◆ Exercise requirements: Copy each of the rows below character for character, keeping every line in its original order.

[Items stored from a collection]
►
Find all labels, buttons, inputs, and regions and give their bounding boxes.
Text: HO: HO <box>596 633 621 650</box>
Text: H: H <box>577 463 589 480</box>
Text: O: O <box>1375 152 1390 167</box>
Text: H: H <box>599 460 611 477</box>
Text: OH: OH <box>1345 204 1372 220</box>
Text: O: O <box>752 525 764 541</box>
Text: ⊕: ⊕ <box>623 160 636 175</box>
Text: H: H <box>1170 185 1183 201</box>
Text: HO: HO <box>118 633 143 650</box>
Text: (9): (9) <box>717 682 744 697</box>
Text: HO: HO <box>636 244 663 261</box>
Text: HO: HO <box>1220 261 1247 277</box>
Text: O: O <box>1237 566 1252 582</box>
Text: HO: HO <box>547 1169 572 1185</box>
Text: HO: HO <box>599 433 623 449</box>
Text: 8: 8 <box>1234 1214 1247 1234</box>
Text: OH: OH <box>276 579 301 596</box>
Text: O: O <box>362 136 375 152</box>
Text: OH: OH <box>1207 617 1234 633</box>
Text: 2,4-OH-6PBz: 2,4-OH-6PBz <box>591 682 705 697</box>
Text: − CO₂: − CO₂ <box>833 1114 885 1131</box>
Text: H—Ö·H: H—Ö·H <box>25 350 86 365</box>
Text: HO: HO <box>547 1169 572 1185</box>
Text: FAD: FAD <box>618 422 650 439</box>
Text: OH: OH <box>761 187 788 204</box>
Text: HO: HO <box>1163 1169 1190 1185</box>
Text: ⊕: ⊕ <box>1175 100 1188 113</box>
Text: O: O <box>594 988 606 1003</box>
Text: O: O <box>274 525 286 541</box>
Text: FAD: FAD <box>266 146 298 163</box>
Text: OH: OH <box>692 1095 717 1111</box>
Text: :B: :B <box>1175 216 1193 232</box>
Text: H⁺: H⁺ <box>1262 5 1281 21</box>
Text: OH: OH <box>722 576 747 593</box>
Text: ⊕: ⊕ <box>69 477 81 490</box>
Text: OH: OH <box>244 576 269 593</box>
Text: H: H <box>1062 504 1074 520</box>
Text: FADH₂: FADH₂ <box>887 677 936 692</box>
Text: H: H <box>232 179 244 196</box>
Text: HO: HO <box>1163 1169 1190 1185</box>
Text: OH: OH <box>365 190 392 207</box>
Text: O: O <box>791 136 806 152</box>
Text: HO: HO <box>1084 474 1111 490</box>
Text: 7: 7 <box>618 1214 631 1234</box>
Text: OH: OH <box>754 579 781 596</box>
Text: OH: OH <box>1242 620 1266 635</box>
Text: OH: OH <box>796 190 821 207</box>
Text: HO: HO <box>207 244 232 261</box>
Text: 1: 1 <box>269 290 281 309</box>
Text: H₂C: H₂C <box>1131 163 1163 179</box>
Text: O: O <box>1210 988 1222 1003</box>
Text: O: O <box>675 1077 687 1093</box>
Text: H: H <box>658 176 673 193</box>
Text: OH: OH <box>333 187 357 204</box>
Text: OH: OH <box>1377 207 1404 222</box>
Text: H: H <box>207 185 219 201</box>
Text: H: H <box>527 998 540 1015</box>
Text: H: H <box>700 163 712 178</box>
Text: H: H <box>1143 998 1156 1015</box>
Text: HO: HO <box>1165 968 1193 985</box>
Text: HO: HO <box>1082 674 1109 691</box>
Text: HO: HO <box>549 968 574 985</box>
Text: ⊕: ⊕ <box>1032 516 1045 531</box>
◄
◆ The result:
Find all labels, buttons, inputs, and regions and give their bounding boxes.
Text: HO: HO <box>596 633 621 650</box>
Text: H: H <box>577 463 589 480</box>
Text: O: O <box>1375 152 1390 167</box>
Text: H: H <box>599 460 611 477</box>
Text: OH: OH <box>1345 204 1372 220</box>
Text: O: O <box>752 525 764 541</box>
Text: ⊕: ⊕ <box>623 160 636 175</box>
Text: H: H <box>1170 185 1183 201</box>
Text: HO: HO <box>118 633 143 650</box>
Text: (9): (9) <box>717 682 744 697</box>
Text: HO: HO <box>636 244 663 261</box>
Text: HO: HO <box>1220 261 1247 277</box>
Text: O: O <box>1237 566 1252 582</box>
Text: HO: HO <box>547 1169 572 1185</box>
Text: HO: HO <box>599 433 623 449</box>
Text: 8: 8 <box>1234 1214 1247 1234</box>
Text: OH: OH <box>276 579 301 596</box>
Text: O: O <box>362 136 375 152</box>
Text: OH: OH <box>1207 617 1234 633</box>
Text: 2,4-OH-6PBz: 2,4-OH-6PBz <box>591 682 705 697</box>
Text: − CO₂: − CO₂ <box>833 1114 885 1131</box>
Text: H—Ö·H: H—Ö·H <box>25 350 86 365</box>
Text: HO: HO <box>547 1169 572 1185</box>
Text: FAD: FAD <box>618 422 650 439</box>
Text: OH: OH <box>761 187 788 204</box>
Text: HO: HO <box>1163 1169 1190 1185</box>
Text: ⊕: ⊕ <box>1175 100 1188 113</box>
Text: O: O <box>594 988 606 1003</box>
Text: O: O <box>274 525 286 541</box>
Text: FAD: FAD <box>266 146 298 163</box>
Text: OH: OH <box>692 1095 717 1111</box>
Text: :B: :B <box>1175 216 1193 232</box>
Text: H⁺: H⁺ <box>1262 5 1281 21</box>
Text: OH: OH <box>722 576 747 593</box>
Text: ⊕: ⊕ <box>69 477 81 490</box>
Text: OH: OH <box>244 576 269 593</box>
Text: H: H <box>1062 504 1074 520</box>
Text: FADH₂: FADH₂ <box>887 677 936 692</box>
Text: H: H <box>232 179 244 196</box>
Text: HO: HO <box>1163 1169 1190 1185</box>
Text: OH: OH <box>365 190 392 207</box>
Text: O: O <box>791 136 806 152</box>
Text: HO: HO <box>1084 474 1111 490</box>
Text: 7: 7 <box>618 1214 631 1234</box>
Text: OH: OH <box>754 579 781 596</box>
Text: OH: OH <box>1242 620 1266 635</box>
Text: OH: OH <box>796 190 821 207</box>
Text: HO: HO <box>207 244 232 261</box>
Text: 1: 1 <box>269 290 281 309</box>
Text: H₂C: H₂C <box>1131 163 1163 179</box>
Text: O: O <box>1210 988 1222 1003</box>
Text: O: O <box>675 1077 687 1093</box>
Text: H: H <box>658 176 673 193</box>
Text: OH: OH <box>333 187 357 204</box>
Text: OH: OH <box>1377 207 1404 222</box>
Text: H: H <box>207 185 219 201</box>
Text: H: H <box>527 998 540 1015</box>
Text: H: H <box>700 163 712 178</box>
Text: H: H <box>1143 998 1156 1015</box>
Text: HO: HO <box>1165 968 1193 985</box>
Text: HO: HO <box>1082 674 1109 691</box>
Text: HO: HO <box>549 968 574 985</box>
Text: ⊕: ⊕ <box>1032 516 1045 531</box>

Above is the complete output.